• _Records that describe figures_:
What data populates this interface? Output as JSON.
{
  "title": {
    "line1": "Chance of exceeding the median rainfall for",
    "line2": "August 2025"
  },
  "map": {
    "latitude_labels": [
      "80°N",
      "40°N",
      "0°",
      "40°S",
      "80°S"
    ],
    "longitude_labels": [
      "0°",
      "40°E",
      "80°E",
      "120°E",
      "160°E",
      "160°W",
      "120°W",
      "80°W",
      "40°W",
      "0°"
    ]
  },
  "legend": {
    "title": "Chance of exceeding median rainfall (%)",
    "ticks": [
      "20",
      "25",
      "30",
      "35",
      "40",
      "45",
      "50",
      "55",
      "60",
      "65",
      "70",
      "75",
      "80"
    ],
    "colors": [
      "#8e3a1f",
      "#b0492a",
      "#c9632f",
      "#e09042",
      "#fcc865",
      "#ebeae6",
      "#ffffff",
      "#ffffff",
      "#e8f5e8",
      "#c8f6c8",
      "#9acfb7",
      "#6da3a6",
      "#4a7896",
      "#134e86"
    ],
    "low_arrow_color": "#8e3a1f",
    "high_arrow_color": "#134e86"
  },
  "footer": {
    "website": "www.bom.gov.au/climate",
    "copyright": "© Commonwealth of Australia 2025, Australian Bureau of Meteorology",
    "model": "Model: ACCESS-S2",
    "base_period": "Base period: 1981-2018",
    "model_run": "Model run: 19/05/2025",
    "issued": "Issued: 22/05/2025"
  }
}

• _Exercise details_: Each record above must be given again exactly.

• _Full solution_:
What data populates this interface? Output as JSON.
{
  "title": {
    "line1": "Chance of exceeding the median rainfall for",
    "line2": "August 2025"
  },
  "map": {
    "latitude_labels": [
      "80°N",
      "40°N",
      "0°",
      "40°S",
      "80°S"
    ],
    "longitude_labels": [
      "0°",
      "40°E",
      "80°E",
      "120°E",
      "160°E",
      "160°W",
      "120°W",
      "80°W",
      "40°W",
      "0°"
    ]
  },
  "legend": {
    "title": "Chance of exceeding median rainfall (%)",
    "ticks": [
      "20",
      "25",
      "30",
      "35",
      "40",
      "45",
      "50",
      "55",
      "60",
      "65",
      "70",
      "75",
      "80"
    ],
    "colors": [
      "#8e3a1f",
      "#b0492a",
      "#c9632f",
      "#e09042",
      "#fcc865",
      "#ebeae6",
      "#ffffff",
      "#ffffff",
      "#e8f5e8",
      "#c8f6c8",
      "#9acfb7",
      "#6da3a6",
      "#4a7896",
      "#134e86"
    ],
    "low_arrow_color": "#8e3a1f",
    "high_arrow_color": "#134e86"
  },
  "footer": {
    "website": "www.bom.gov.au/climate",
    "copyright": "© Commonwealth of Australia 2025, Australian Bureau of Meteorology",
    "model": "Model: ACCESS-S2",
    "base_period": "Base period: 1981-2018",
    "model_run": "Model run: 19/05/2025",
    "issued": "Issued: 22/05/2025"
  }
}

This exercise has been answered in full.